─── INPUT FOR THIS TASK
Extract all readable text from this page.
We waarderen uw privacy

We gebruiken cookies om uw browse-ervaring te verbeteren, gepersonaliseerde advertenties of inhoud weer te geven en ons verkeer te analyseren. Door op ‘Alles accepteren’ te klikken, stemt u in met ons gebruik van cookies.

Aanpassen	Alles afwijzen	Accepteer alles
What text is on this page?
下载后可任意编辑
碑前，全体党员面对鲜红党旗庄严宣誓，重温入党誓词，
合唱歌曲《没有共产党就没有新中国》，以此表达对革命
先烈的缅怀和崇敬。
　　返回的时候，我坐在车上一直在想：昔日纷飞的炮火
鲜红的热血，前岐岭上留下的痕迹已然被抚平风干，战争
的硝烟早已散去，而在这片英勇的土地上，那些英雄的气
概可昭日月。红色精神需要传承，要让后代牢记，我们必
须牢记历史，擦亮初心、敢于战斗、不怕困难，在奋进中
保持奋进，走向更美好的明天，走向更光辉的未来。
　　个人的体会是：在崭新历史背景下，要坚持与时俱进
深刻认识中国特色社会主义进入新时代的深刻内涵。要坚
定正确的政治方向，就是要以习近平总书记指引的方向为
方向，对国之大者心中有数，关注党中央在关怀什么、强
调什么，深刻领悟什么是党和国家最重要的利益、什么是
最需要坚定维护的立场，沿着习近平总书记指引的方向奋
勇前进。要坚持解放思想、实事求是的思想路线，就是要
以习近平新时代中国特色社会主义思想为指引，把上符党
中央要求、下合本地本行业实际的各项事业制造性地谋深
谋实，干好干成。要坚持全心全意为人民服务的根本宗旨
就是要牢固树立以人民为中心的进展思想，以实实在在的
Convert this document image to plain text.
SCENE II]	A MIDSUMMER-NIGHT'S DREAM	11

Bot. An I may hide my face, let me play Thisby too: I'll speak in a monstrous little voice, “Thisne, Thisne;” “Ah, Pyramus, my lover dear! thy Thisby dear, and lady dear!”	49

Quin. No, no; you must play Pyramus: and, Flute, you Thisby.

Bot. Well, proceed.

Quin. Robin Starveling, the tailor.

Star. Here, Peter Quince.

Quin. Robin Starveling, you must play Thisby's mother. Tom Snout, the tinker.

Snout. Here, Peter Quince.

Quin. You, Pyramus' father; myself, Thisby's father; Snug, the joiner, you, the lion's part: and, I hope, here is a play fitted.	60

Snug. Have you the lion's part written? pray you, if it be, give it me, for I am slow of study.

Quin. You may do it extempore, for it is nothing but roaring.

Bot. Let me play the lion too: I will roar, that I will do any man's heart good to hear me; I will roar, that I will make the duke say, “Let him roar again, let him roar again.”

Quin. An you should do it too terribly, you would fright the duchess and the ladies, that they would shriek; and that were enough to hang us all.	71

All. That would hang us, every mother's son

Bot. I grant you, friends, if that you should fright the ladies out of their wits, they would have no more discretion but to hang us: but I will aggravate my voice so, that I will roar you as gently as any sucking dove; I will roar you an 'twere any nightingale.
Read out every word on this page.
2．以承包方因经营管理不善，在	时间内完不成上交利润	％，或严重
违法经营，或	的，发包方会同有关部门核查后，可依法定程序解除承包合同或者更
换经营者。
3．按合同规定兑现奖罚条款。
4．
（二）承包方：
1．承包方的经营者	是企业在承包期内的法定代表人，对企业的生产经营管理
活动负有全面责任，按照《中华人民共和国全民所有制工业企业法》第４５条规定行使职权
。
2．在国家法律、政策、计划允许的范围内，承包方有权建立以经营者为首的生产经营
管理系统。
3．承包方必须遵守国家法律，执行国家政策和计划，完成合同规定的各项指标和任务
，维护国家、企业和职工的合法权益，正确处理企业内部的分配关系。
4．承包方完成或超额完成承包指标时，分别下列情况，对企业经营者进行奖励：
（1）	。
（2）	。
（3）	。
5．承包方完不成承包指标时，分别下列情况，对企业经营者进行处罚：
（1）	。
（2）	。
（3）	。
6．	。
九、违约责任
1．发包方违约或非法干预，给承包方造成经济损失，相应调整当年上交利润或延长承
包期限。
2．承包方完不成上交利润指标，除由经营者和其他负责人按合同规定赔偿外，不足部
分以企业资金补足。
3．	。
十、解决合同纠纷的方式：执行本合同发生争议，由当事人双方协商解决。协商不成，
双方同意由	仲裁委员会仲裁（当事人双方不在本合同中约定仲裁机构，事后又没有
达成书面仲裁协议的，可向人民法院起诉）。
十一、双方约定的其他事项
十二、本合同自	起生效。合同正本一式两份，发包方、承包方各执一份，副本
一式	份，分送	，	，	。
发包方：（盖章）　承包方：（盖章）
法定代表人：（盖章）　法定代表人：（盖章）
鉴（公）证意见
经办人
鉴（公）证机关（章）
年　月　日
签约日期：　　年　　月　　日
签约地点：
──────
## SHORT EXERCISE
Extract the full listing and reproduce each line exactly.

## TASK SOLUTION
Extract all readable text from this page.
We waarderen uw privacy

We gebruiken cookies om uw browse-ervaring te verbeteren, gepersonaliseerde advertenties of inhoud weer te geven en ons verkeer te analyseren. Door op ‘Alles accepteren’ te klikken, stemt u in met ons gebruik van cookies.

Aanpassen	Alles afwijzen	Accepteer alles
What text is on this page?
下载后可任意编辑
碑前，全体党员面对鲜红党旗庄严宣誓，重温入党誓词，
合唱歌曲《没有共产党就没有新中国》，以此表达对革命
先烈的缅怀和崇敬。
　　返回的时候，我坐在车上一直在想：昔日纷飞的炮火
鲜红的热血，前岐岭上留下的痕迹已然被抚平风干，战争
的硝烟早已散去，而在这片英勇的土地上，那些英雄的气
概可昭日月。红色精神需要传承，要让后代牢记，我们必
须牢记历史，擦亮初心、敢于战斗、不怕困难，在奋进中
保持奋进，走向更美好的明天，走向更光辉的未来。
　　个人的体会是：在崭新历史背景下，要坚持与时俱进
深刻认识中国特色社会主义进入新时代的深刻内涵。要坚
定正确的政治方向，就是要以习近平总书记指引的方向为
方向，对国之大者心中有数，关注党中央在关怀什么、强
调什么，深刻领悟什么是党和国家最重要的利益、什么是
最需要坚定维护的立场，沿着习近平总书记指引的方向奋
勇前进。要坚持解放思想、实事求是的思想路线，就是要
以习近平新时代中国特色社会主义思想为指引，把上符党
中央要求、下合本地本行业实际的各项事业制造性地谋深
谋实，干好干成。要坚持全心全意为人民服务的根本宗旨
就是要牢固树立以人民为中心的进展思想，以实实在在的
Convert this document image to plain text.
SCENE II]	A MIDSUMMER-NIGHT'S DREAM	11

Bot. An I may hide my face, let me play Thisby too: I'll speak in a monstrous little voice, “Thisne, Thisne;” “Ah, Pyramus, my lover dear! thy Thisby dear, and lady dear!”	49

Quin. No, no; you must play Pyramus: and, Flute, you Thisby.

Bot. Well, proceed.

Quin. Robin Starveling, the tailor.

Star. Here, Peter Quince.

Quin. Robin Starveling, you must play Thisby's mother. Tom Snout, the tinker.

Snout. Here, Peter Quince.

Quin. You, Pyramus' father; myself, Thisby's father; Snug, the joiner, you, the lion's part: and, I hope, here is a play fitted.	60

Snug. Have you the lion's part written? pray you, if it be, give it me, for I am slow of study.

Quin. You may do it extempore, for it is nothing but roaring.

Bot. Let me play the lion too: I will roar, that I will do any man's heart good to hear me; I will roar, that I will make the duke say, “Let him roar again, let him roar again.”

Quin. An you should do it too terribly, you would fright the duchess and the ladies, that they would shriek; and that were enough to hang us all.	71

All. That would hang us, every mother's son

Bot. I grant you, friends, if that you should fright the ladies out of their wits, they would have no more discretion but to hang us: but I will aggravate my voice so, that I will roar you as gently as any sucking dove; I will roar you an 'twere any nightingale.
Read out every word on this page.
2．以承包方因经营管理不善，在	时间内完不成上交利润	％，或严重
违法经营，或	的，发包方会同有关部门核查后，可依法定程序解除承包合同或者更
换经营者。
3．按合同规定兑现奖罚条款。
4．
（二）承包方：
1．承包方的经营者	是企业在承包期内的法定代表人，对企业的生产经营管理
活动负有全面责任，按照《中华人民共和国全民所有制工业企业法》第４５条规定行使职权
。
2．在国家法律、政策、计划允许的范围内，承包方有权建立以经营者为首的生产经营
管理系统。
3．承包方必须遵守国家法律，执行国家政策和计划，完成合同规定的各项指标和任务
，维护国家、企业和职工的合法权益，正确处理企业内部的分配关系。
4．承包方完成或超额完成承包指标时，分别下列情况，对企业经营者进行奖励：
（1）	。
（2）	。
（3）	。
5．承包方完不成承包指标时，分别下列情况，对企业经营者进行处罚：
（1）	。
（2）	。
（3）	。
6．	。
九、违约责任
1．发包方违约或非法干预，给承包方造成经济损失，相应调整当年上交利润或延长承
包期限。
2．承包方完不成上交利润指标，除由经营者和其他负责人按合同规定赔偿外，不足部
分以企业资金补足。
3．	。
十、解决合同纠纷的方式：执行本合同发生争议，由当事人双方协商解决。协商不成，
双方同意由	仲裁委员会仲裁（当事人双方不在本合同中约定仲裁机构，事后又没有
达成书面仲裁协议的，可向人民法院起诉）。
十一、双方约定的其他事项
十二、本合同自	起生效。合同正本一式两份，发包方、承包方各执一份，副本
一式	份，分送	，	，	。
发包方：（盖章）　承包方：（盖章）
法定代表人：（盖章）　法定代表人：（盖章）
鉴（公）证意见
经办人
鉴（公）证机关（章）
年　月　日
签约日期：　　年　　月　　日
签约地点：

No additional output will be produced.